Given task: Each line below must be set down exactly; omit any image you find.

Dataset records:
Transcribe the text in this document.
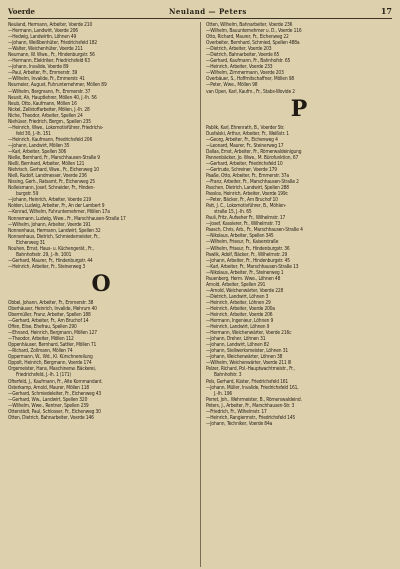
Voerde	Neuland — Peters	17
Neuland, Hermann, Arbeiter, Voerde 210
—Hermann, Landwirt, Voerde 206
—Hedwig, Landwirtin, Löhnen 49
—Johann, Weißbenhüter, Friedrichsfeld 182
—Walter, Weichenhüter, Voerde 211
Neumann, W. Wwe., Fr., Hindenburgstr. 56
—Hermann, Elektriker, Friedrichsfeld 63
—Johann, Invalide, Voerde 89
—Paul, Arbeiter, Fr., Emmerstr. 39
—Wilhelm, Invalide, Fr., Emmerstr. 41
Neumeier, August, Fuhrunternehmer, Möllen 89
—Wilhelm, Bergmann, Fr., Emmerstr. 37
Neusit, Ah, Hauptlehrer, Möllen 40, J.-Ih. 56
Neub, Otto, Kaufmann, Möllen 16
Nickel, Zellstoffarbeiter, Möllen, J.-Ih. 28
Niche, Theodor, Arbeiter, Spellen 24
Niehüser, Friedrich, Bergm., Spellen 235
—Heinrich, Wwe., Lokomotivführer, Friedrichs-
feld 30, J.-Ih. 151
—Heinrich, Kaufmann, Friedrichsfeld 206
—Johann, Landwirt, Möllen 35
—Karl, Arbeiter, Spellen 306
Nieße, Bernhard, Fr., Marschhausen-Straße 9
Nießl, Bernhard, Arbeiter, Möllen 121
Niehrisch, Gerhard, Wwe., Fr., Eichenweg 10
Nieß, Rudolf, Landmesser, Voerde 236
Nissing, Gerh., Ratsamt, Fr., Eichenweg 25
Nolleismann, Josef, Schneider, Fr., Hinden-
burgstr. 59
—Johann, Heinrich, Arbeiter, Voerde 219
Nolden, Ludwig, Arbeiter, Fr., An der Lambert 9
—Konrad, Wilhelm, Fuhrunternehmer, Möllen 17a
Nonnemann, Ludwig, Wwe., Fr., Marschhausen-Straße 17
—Wilhelm, Johann, Arbeiter, Voerde 191
Nonnenhaus, Hermann, Landwirt, Spellen 32
Nonnenhaus, Dietrich, Schmiedemeister, Fr.,
Eichenweg 31
Nouhen, Ernst, Haus- u. Küchengerät., Fr.,
Bahnhofsstr. 29, J.-Ih. 1001
—Gerhard, Maurer, Fr., Hindenburgstr. 44
—Heinrich, Arbeiter, Fr., Steinerweg 3
O
Obbel, Johann, Arbeiter, Fr., Emmerstr. 38
Oberhäuser, Heinrich, Invalide, Mehrum 40
Obermüller, Franz, Arbeiter, Spellen 188
—Gerhard, Arbeiter, Fr., Am Bruchof 14
Offen, Elise, Ehefrau, Spellen 290
—Ehnand, Heinrich, Bergmann, Möllen 127
—Theodor, Arbeiter, Möllen 112
Oppenhäuser, Bernhard, Sattler, Möllen 71
—Richard, Zollmann, Möllen 74
Oppermann, W., Wd., Kl. Kürschnereilung
Oppolt, Heinrich, Bergmann, Voerde 174
Orgemeister, Hans, Maschinenw. Bäckerei,
Friedrichsfeld, J.-Ih. 1 (171)
Ofterfeld, J., Kaufmann, Fr., Alte Kommandant.
Osterkamp, Arnold, Maurer, Möllen 118
—Gerhard, Schmiedeleiter, Fr., Eichenweg 43
—Gerhard, Ww., Landwirt, Spellen 320
—Wilhelm, Wwe., Rentner, Spellen 239
Otterstädt, Paul, Schlosser, Fr., Eichenweg 30
Otten, Dietrich, Bahnarbeiter, Voerde 146
Otten, Wilhelm, Bahnarbeiter, Voerde 236
—Wilhelm, Bauunternehmer u. D., Voerde 116
Otto, Richard, Maurer, Fr., Eichenweg 22
Overbeiter, Bernhard, Schmied, Spellen 488a
—Dietrich, Arbeiter, Voerde 203
—Dietrich, Bahnarbeiter, Voerde 65
—Gerhard, Kaufmann, Fr., Bahnhofstr. 65
—Heinrich, Arbeiter, Voerde 233
—Wilhelm, Zimmermann, Voerde 203
Overbäuer, S., Hoffmitschaffner, Möllen 98
—Peter, Wwe., Möllen 98
van Open, Karl, Kaufm., Fr., Stabs-Wovide 2
P
Pablik, Karl, Ehrenrath, B., Voerder Str.
Dusfalski, Arthur, Arbeiter, Fr., Weißstr. 1
—Georg, Arbeiter, Fr., Eichenweg 4
—Leonard, Maurer, Fr., Steinerweg 17
Dallas, Ernst, Arbeiter, Fr., Römerwaldeinigung
Pannenbäcker, Jo. Wwe., M. Bürofunktion, 67
—Gerhard, Arbeiter, Friedrichsfeld 10
—Gertrude, Schreiner, Voerde 179
Paaße, Otto, Arbeiter, Fr., Emmerstr. 37a
—Franz, Arbeiter, Fr., Marschhausen-Straße 2
Paschen, Dietrich, Landwirt, Spellen 288
Passlos, Heinrich, Arbeiter, Voerde 199c
—Peter, Bäcker, Fr., Am Bruchof 10
Patt, J. C., Lokomotivführer, B., Möhlen-
straße 15, J.-Ih. 65
Pauli, Fritz, Aufseher Fr., Wilhelmstr. 17
—Josef, Kassierer, Fr., Wilhelmstr. 73
Paasch, Chris, Arb., Fr., Marschhausen-Straße 4
—Nikolaus, Arbeiter, Spellen 345
—Wilhelm, Friseur, Fr., Kaiserstraße
—Wilhelm, Friseur, Fr., Hindenburgstr. 36
Pawlik, Adolf, Bäcker, Fr., Wilhelmstr. 29
—Johann, Arbeiter, Fr., Hindenburgstr. 45
—Karl, Arbeiter, Fr., Marschhausen-Straße 13
—Nikolaus, Arbeiter, Fr., Steinerweg 1
Pauenberg, Herm. Wwe., Löhnen 48
Arnold, Arbeiter, Spellen 291
—Arnold, Weichenwärter, Voerde 228
—Dietrich, Landwirt, Löhnen 3
—Heinrich, Arbeiter, Löhnen 29
—Heinrich, Arbeiter, Voerde 200a
—Heinrich, Arbeiter, Voerde 206
—Hermann, Ingenieur, Löhnen 9
—Heinrich, Landwirt, Löhnen 9
—Hermann, Weichenwärter, Voerde 216c
—Johann, Dreher, Löhnen 31
—Johann, Landwirt, Löhnen 82
—Johann, Stellwerksmeister, Löhnen 31
—Johann, Weichenwärter, Löhnen 38
—Wilhelm, Weichenwärter, Voerde 211 III
Pelzer, Richard, Pol.-Hauptwachtmeistr., Fr.,
Bahnhofstr. 3
Pels, Gerhard, Küster, Friedrichsfeld 161
—Johann, Müller, Invalide, Friedrichsfeld 161,
J.-Ih. 196
Perret, Joh., Wehrmeister, B., Römerswaldeind.
Peters, J., Arbeiter, Fr., Marschhausen-Str. 3
—Friedrich, Fr., Wilhelmstr. 17
—Heinrich, Rangiermstr., Friedrichsfeld 145
—Johann, Techniker, Voerde 84a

The solution:
Transcribe the text in this document.
Voerde	Neuland — Peters	17
Neuland, Hermann, Arbeiter, Voerde 210
—Hermann, Landwirt, Voerde 206
—Hedwig, Landwirtin, Löhnen 49
—Johann, Weißbenhüter, Friedrichsfeld 182
—Walter, Weichenhüter, Voerde 211
Neumann, W. Wwe., Fr., Hindenburgstr. 56
—Hermann, Elektriker, Friedrichsfeld 63
—Johann, Invalide, Voerde 89
—Paul, Arbeiter, Fr., Emmerstr. 39
—Wilhelm, Invalide, Fr., Emmerstr. 41
Neumeier, August, Fuhrunternehmer, Möllen 89
—Wilhelm, Bergmann, Fr., Emmerstr. 37
Neusit, Ah, Hauptlehrer, Möllen 40, J.-Ih. 56
Neub, Otto, Kaufmann, Möllen 16
Nickel, Zellstoffarbeiter, Möllen, J.-Ih. 28
Niche, Theodor, Arbeiter, Spellen 24
Niehüser, Friedrich, Bergm., Spellen 235
—Heinrich, Wwe., Lokomotivführer, Friedrichs-
feld 30, J.-Ih. 151
—Heinrich, Kaufmann, Friedrichsfeld 206
—Johann, Landwirt, Möllen 35
—Karl, Arbeiter, Spellen 306
Nieße, Bernhard, Fr., Marschhausen-Straße 9
Nießl, Bernhard, Arbeiter, Möllen 121
Niehrisch, Gerhard, Wwe., Fr., Eichenweg 10
Nieß, Rudolf, Landmesser, Voerde 236
Nissing, Gerh., Ratsamt, Fr., Eichenweg 25
Nolleismann, Josef, Schneider, Fr., Hinden-
burgstr. 59
—Johann, Heinrich, Arbeiter, Voerde 219
Nolden, Ludwig, Arbeiter, Fr., An der Lambert 9
—Konrad, Wilhelm, Fuhrunternehmer, Möllen 17a
Nonnemann, Ludwig, Wwe., Fr., Marschhausen-Straße 17
—Wilhelm, Johann, Arbeiter, Voerde 191
Nonnenhaus, Hermann, Landwirt, Spellen 32
Nonnenhaus, Dietrich, Schmiedemeister, Fr.,
Eichenweg 31
Nouhen, Ernst, Haus- u. Küchengerät., Fr.,
Bahnhofsstr. 29, J.-Ih. 1001
—Gerhard, Maurer, Fr., Hindenburgstr. 44
—Heinrich, Arbeiter, Fr., Steinerweg 3
O
Obbel, Johann, Arbeiter, Fr., Emmerstr. 38
Oberhäuser, Heinrich, Invalide, Mehrum 40
Obermüller, Franz, Arbeiter, Spellen 188
—Gerhard, Arbeiter, Fr., Am Bruchof 14
Offen, Elise, Ehefrau, Spellen 290
—Ehnand, Heinrich, Bergmann, Möllen 127
—Theodor, Arbeiter, Möllen 112
Oppenhäuser, Bernhard, Sattler, Möllen 71
—Richard, Zollmann, Möllen 74
Oppermann, W., Wd., Kl. Kürschnereilung
Oppolt, Heinrich, Bergmann, Voerde 174
Orgemeister, Hans, Maschinenw. Bäckerei,
Friedrichsfeld, J.-Ih. 1 (171)
Ofterfeld, J., Kaufmann, Fr., Alte Kommandant.
Osterkamp, Arnold, Maurer, Möllen 118
—Gerhard, Schmiedeleiter, Fr., Eichenweg 43
—Gerhard, Ww., Landwirt, Spellen 320
—Wilhelm, Wwe., Rentner, Spellen 239
Otterstädt, Paul, Schlosser, Fr., Eichenweg 30
Otten, Dietrich, Bahnarbeiter, Voerde 146
Otten, Wilhelm, Bahnarbeiter, Voerde 236
—Wilhelm, Bauunternehmer u. D., Voerde 116
Otto, Richard, Maurer, Fr., Eichenweg 22
Overbeiter, Bernhard, Schmied, Spellen 488a
—Dietrich, Arbeiter, Voerde 203
—Dietrich, Bahnarbeiter, Voerde 65
—Gerhard, Kaufmann, Fr., Bahnhofstr. 65
—Heinrich, Arbeiter, Voerde 233
—Wilhelm, Zimmermann, Voerde 203
Overbäuer, S., Hoffmitschaffner, Möllen 98
—Peter, Wwe., Möllen 98
van Open, Karl, Kaufm., Fr., Stabs-Wovide 2
P
Pablik, Karl, Ehrenrath, B., Voerder Str.
Dusfalski, Arthur, Arbeiter, Fr., Weißstr. 1
—Georg, Arbeiter, Fr., Eichenweg 4
—Leonard, Maurer, Fr., Steinerweg 17
Dallas, Ernst, Arbeiter, Fr., Römerwaldeinigung
Pannenbäcker, Jo. Wwe., M. Bürofunktion, 67
—Gerhard, Arbeiter, Friedrichsfeld 10
—Gertrude, Schreiner, Voerde 179
Paaße, Otto, Arbeiter, Fr., Emmerstr. 37a
—Franz, Arbeiter, Fr., Marschhausen-Straße 2
Paschen, Dietrich, Landwirt, Spellen 288
Passlos, Heinrich, Arbeiter, Voerde 199c
—Peter, Bäcker, Fr., Am Bruchof 10
Patt, J. C., Lokomotivführer, B., Möhlen-
straße 15, J.-Ih. 65
Pauli, Fritz, Aufseher Fr., Wilhelmstr. 17
—Josef, Kassierer, Fr., Wilhelmstr. 73
Paasch, Chris, Arb., Fr., Marschhausen-Straße 4
—Nikolaus, Arbeiter, Spellen 345
—Wilhelm, Friseur, Fr., Kaiserstraße
—Wilhelm, Friseur, Fr., Hindenburgstr. 36
Pawlik, Adolf, Bäcker, Fr., Wilhelmstr. 29
—Johann, Arbeiter, Fr., Hindenburgstr. 45
—Karl, Arbeiter, Fr., Marschhausen-Straße 13
—Nikolaus, Arbeiter, Fr., Steinerweg 1
Pauenberg, Herm. Wwe., Löhnen 48
Arnold, Arbeiter, Spellen 291
—Arnold, Weichenwärter, Voerde 228
—Dietrich, Landwirt, Löhnen 3
—Heinrich, Arbeiter, Löhnen 29
—Heinrich, Arbeiter, Voerde 200a
—Heinrich, Arbeiter, Voerde 206
—Hermann, Ingenieur, Löhnen 9
—Heinrich, Landwirt, Löhnen 9
—Hermann, Weichenwärter, Voerde 216c
—Johann, Dreher, Löhnen 31
—Johann, Landwirt, Löhnen 82
—Johann, Stellwerksmeister, Löhnen 31
—Johann, Weichenwärter, Löhnen 38
—Wilhelm, Weichenwärter, Voerde 211 III
Pelzer, Richard, Pol.-Hauptwachtmeistr., Fr.,
Bahnhofstr. 3
Pels, Gerhard, Küster, Friedrichsfeld 161
—Johann, Müller, Invalide, Friedrichsfeld 161,
J.-Ih. 196
Perret, Joh., Wehrmeister, B., Römerswaldeind.
Peters, J., Arbeiter, Fr., Marschhausen-Str. 3
—Friedrich, Fr., Wilhelmstr. 17
—Heinrich, Rangiermstr., Friedrichsfeld 145
—Johann, Techniker, Voerde 84a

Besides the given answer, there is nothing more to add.